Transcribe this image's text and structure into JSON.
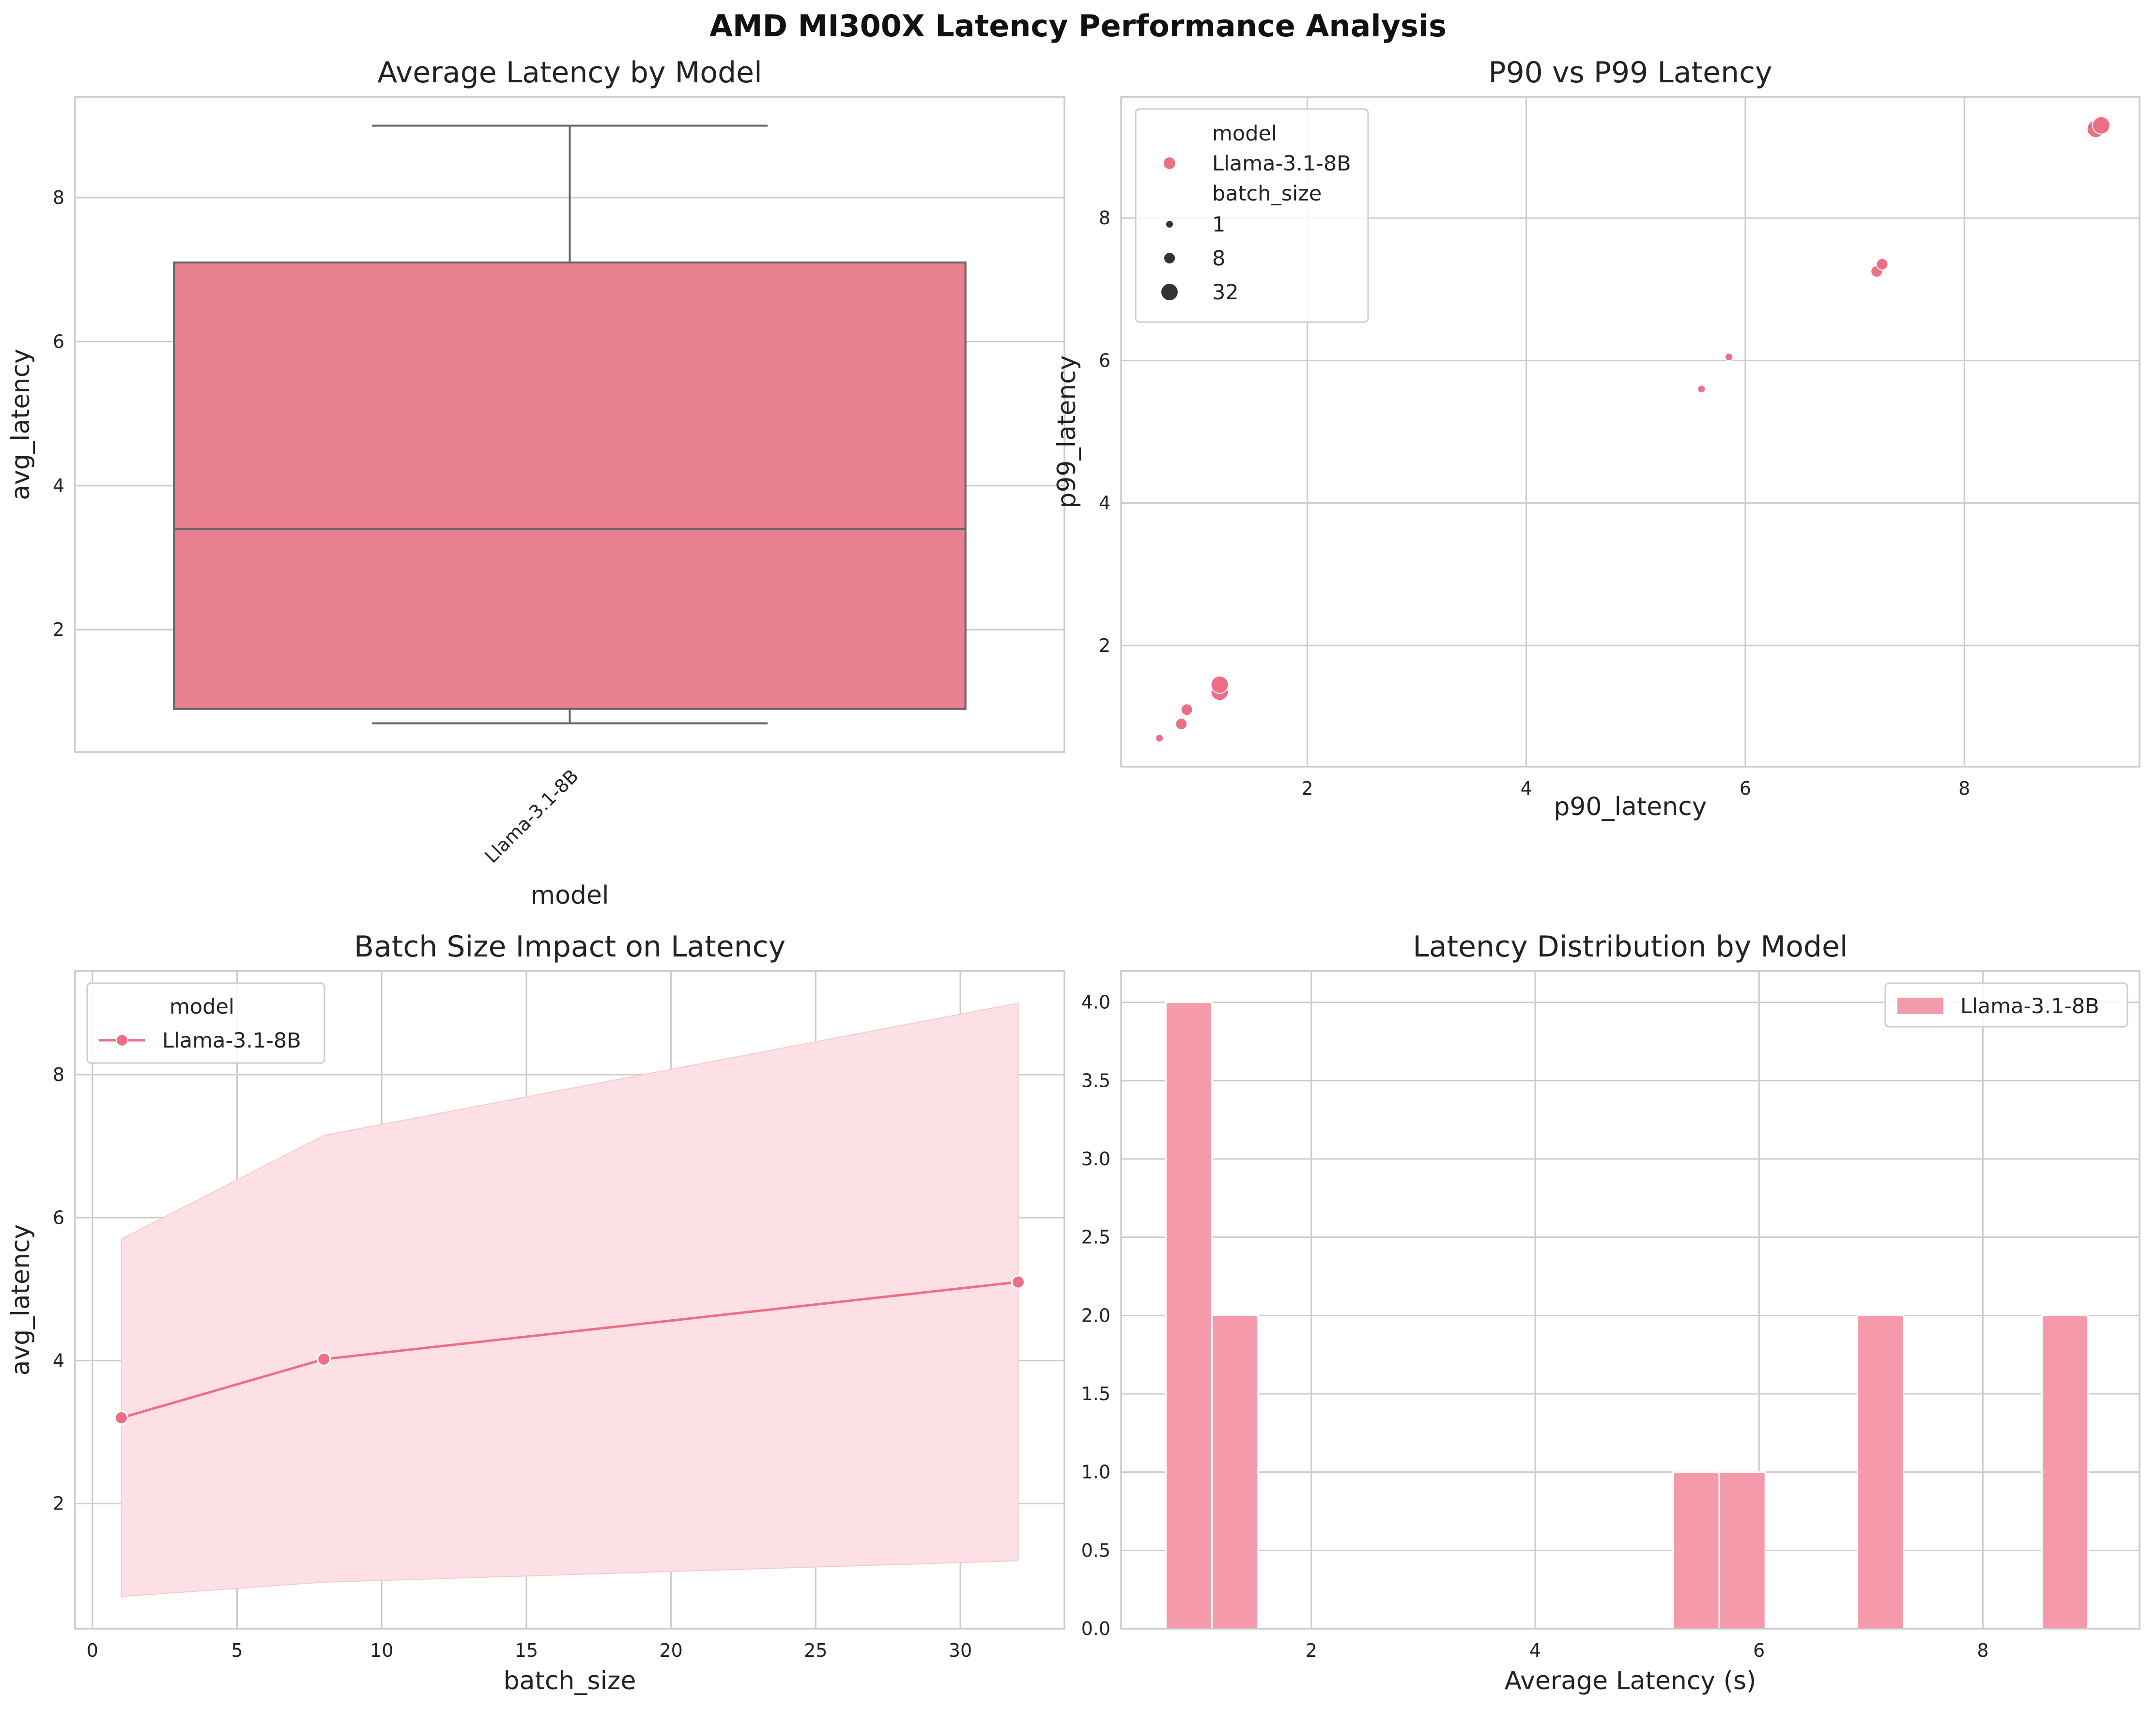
{
  "figure": {
    "suptitle": "AMD MI300X Latency Performance Analysis"
  },
  "colors": {
    "primary": "#e8808f",
    "series": "#ee6e85",
    "edge": "#666666",
    "grid": "#cccccc",
    "band": "#fde0e5",
    "hist": "#f59aab"
  },
  "chart_data": [
    {
      "type": "box",
      "title": "Average Latency by Model",
      "xlabel": "model",
      "ylabel": "avg_latency",
      "categories": [
        "Llama-3.1-8B"
      ],
      "box": {
        "whisker_low": 0.7,
        "q1": 0.9,
        "median": 3.4,
        "q3": 7.1,
        "whisker_high": 9.0
      },
      "ylim": [
        0.3,
        9.4
      ],
      "yticks": [
        2,
        4,
        6,
        8
      ],
      "grid": true
    },
    {
      "type": "scatter",
      "title": "P90 vs P99 Latency",
      "xlabel": "p90_latency",
      "ylabel": "p99_latency",
      "xlim": [
        0.3,
        9.6
      ],
      "ylim": [
        0.3,
        9.7
      ],
      "xticks": [
        2,
        4,
        6,
        8
      ],
      "yticks": [
        2,
        4,
        6,
        8
      ],
      "grid": true,
      "legend": {
        "placement": "top-left",
        "hue_title": "model",
        "hue_entries": [
          "Llama-3.1-8B"
        ],
        "size_title": "batch_size",
        "size_entries": [
          "1",
          "8",
          "32"
        ]
      },
      "points": [
        {
          "x": 0.65,
          "y": 0.7,
          "batch_size": 1
        },
        {
          "x": 0.85,
          "y": 0.9,
          "batch_size": 8
        },
        {
          "x": 0.9,
          "y": 1.1,
          "batch_size": 8
        },
        {
          "x": 1.2,
          "y": 1.35,
          "batch_size": 32
        },
        {
          "x": 1.2,
          "y": 1.45,
          "batch_size": 32
        },
        {
          "x": 5.6,
          "y": 5.6,
          "batch_size": 1
        },
        {
          "x": 5.85,
          "y": 6.05,
          "batch_size": 1
        },
        {
          "x": 7.2,
          "y": 7.25,
          "batch_size": 8
        },
        {
          "x": 7.25,
          "y": 7.35,
          "batch_size": 8
        },
        {
          "x": 9.2,
          "y": 9.25,
          "batch_size": 32
        },
        {
          "x": 9.25,
          "y": 9.3,
          "batch_size": 32
        }
      ]
    },
    {
      "type": "line",
      "title": "Batch Size Impact on Latency",
      "xlabel": "batch_size",
      "ylabel": "avg_latency",
      "xlim": [
        -0.6,
        33.6
      ],
      "ylim": [
        0.25,
        9.45
      ],
      "xticks": [
        0,
        5,
        10,
        15,
        20,
        25,
        30
      ],
      "yticks": [
        2,
        4,
        6,
        8
      ],
      "grid": true,
      "legend": {
        "placement": "top-left",
        "title": "model",
        "entries": [
          "Llama-3.1-8B"
        ]
      },
      "series": [
        {
          "name": "Llama-3.1-8B",
          "x": [
            1,
            8,
            32
          ],
          "y": [
            3.2,
            4.02,
            5.1
          ],
          "ci_low": [
            0.7,
            0.9,
            1.2
          ],
          "ci_high": [
            5.7,
            7.15,
            9.0
          ]
        }
      ]
    },
    {
      "type": "histogram",
      "title": "Latency Distribution by Model",
      "xlabel": "Average Latency (s)",
      "ylabel": "",
      "xlim": [
        0.3,
        9.4
      ],
      "ylim": [
        0,
        4.2
      ],
      "xticks": [
        2,
        4,
        6,
        8
      ],
      "yticks": [
        "0.0",
        "0.5",
        "1.0",
        "1.5",
        "2.0",
        "2.5",
        "3.0",
        "3.5",
        "4.0"
      ],
      "grid": true,
      "legend": {
        "placement": "top-right",
        "entries": [
          "Llama-3.1-8B"
        ]
      },
      "bin_width": 0.412,
      "bins": [
        {
          "start": 0.7,
          "count": 4
        },
        {
          "start": 1.112,
          "count": 2
        },
        {
          "start": 5.232,
          "count": 1
        },
        {
          "start": 5.644,
          "count": 1
        },
        {
          "start": 6.88,
          "count": 2
        },
        {
          "start": 8.528,
          "count": 2
        }
      ]
    }
  ]
}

^^^^

#### Instruction
Reproduce each line exactly as it appears, omitting the pictures.

#### Answer for the task
Transcribe this image's text and structure into JSON.
{
  "figure": {
    "suptitle": "AMD MI300X Latency Performance Analysis"
  },
  "colors": {
    "primary": "#e8808f",
    "series": "#ee6e85",
    "edge": "#666666",
    "grid": "#cccccc",
    "band": "#fde0e5",
    "hist": "#f59aab"
  },
  "chart_data": [
    {
      "type": "box",
      "title": "Average Latency by Model",
      "xlabel": "model",
      "ylabel": "avg_latency",
      "categories": [
        "Llama-3.1-8B"
      ],
      "box": {
        "whisker_low": 0.7,
        "q1": 0.9,
        "median": 3.4,
        "q3": 7.1,
        "whisker_high": 9.0
      },
      "ylim": [
        0.3,
        9.4
      ],
      "yticks": [
        2,
        4,
        6,
        8
      ],
      "grid": true
    },
    {
      "type": "scatter",
      "title": "P90 vs P99 Latency",
      "xlabel": "p90_latency",
      "ylabel": "p99_latency",
      "xlim": [
        0.3,
        9.6
      ],
      "ylim": [
        0.3,
        9.7
      ],
      "xticks": [
        2,
        4,
        6,
        8
      ],
      "yticks": [
        2,
        4,
        6,
        8
      ],
      "grid": true,
      "legend": {
        "placement": "top-left",
        "hue_title": "model",
        "hue_entries": [
          "Llama-3.1-8B"
        ],
        "size_title": "batch_size",
        "size_entries": [
          "1",
          "8",
          "32"
        ]
      },
      "points": [
        {
          "x": 0.65,
          "y": 0.7,
          "batch_size": 1
        },
        {
          "x": 0.85,
          "y": 0.9,
          "batch_size": 8
        },
        {
          "x": 0.9,
          "y": 1.1,
          "batch_size": 8
        },
        {
          "x": 1.2,
          "y": 1.35,
          "batch_size": 32
        },
        {
          "x": 1.2,
          "y": 1.45,
          "batch_size": 32
        },
        {
          "x": 5.6,
          "y": 5.6,
          "batch_size": 1
        },
        {
          "x": 5.85,
          "y": 6.05,
          "batch_size": 1
        },
        {
          "x": 7.2,
          "y": 7.25,
          "batch_size": 8
        },
        {
          "x": 7.25,
          "y": 7.35,
          "batch_size": 8
        },
        {
          "x": 9.2,
          "y": 9.25,
          "batch_size": 32
        },
        {
          "x": 9.25,
          "y": 9.3,
          "batch_size": 32
        }
      ]
    },
    {
      "type": "line",
      "title": "Batch Size Impact on Latency",
      "xlabel": "batch_size",
      "ylabel": "avg_latency",
      "xlim": [
        -0.6,
        33.6
      ],
      "ylim": [
        0.25,
        9.45
      ],
      "xticks": [
        0,
        5,
        10,
        15,
        20,
        25,
        30
      ],
      "yticks": [
        2,
        4,
        6,
        8
      ],
      "grid": true,
      "legend": {
        "placement": "top-left",
        "title": "model",
        "entries": [
          "Llama-3.1-8B"
        ]
      },
      "series": [
        {
          "name": "Llama-3.1-8B",
          "x": [
            1,
            8,
            32
          ],
          "y": [
            3.2,
            4.02,
            5.1
          ],
          "ci_low": [
            0.7,
            0.9,
            1.2
          ],
          "ci_high": [
            5.7,
            7.15,
            9.0
          ]
        }
      ]
    },
    {
      "type": "histogram",
      "title": "Latency Distribution by Model",
      "xlabel": "Average Latency (s)",
      "ylabel": "",
      "xlim": [
        0.3,
        9.4
      ],
      "ylim": [
        0,
        4.2
      ],
      "xticks": [
        2,
        4,
        6,
        8
      ],
      "yticks": [
        "0.0",
        "0.5",
        "1.0",
        "1.5",
        "2.0",
        "2.5",
        "3.0",
        "3.5",
        "4.0"
      ],
      "grid": true,
      "legend": {
        "placement": "top-right",
        "entries": [
          "Llama-3.1-8B"
        ]
      },
      "bin_width": 0.412,
      "bins": [
        {
          "start": 0.7,
          "count": 4
        },
        {
          "start": 1.112,
          "count": 2
        },
        {
          "start": 5.232,
          "count": 1
        },
        {
          "start": 5.644,
          "count": 1
        },
        {
          "start": 6.88,
          "count": 2
        },
        {
          "start": 8.528,
          "count": 2
        }
      ]
    }
  ]
}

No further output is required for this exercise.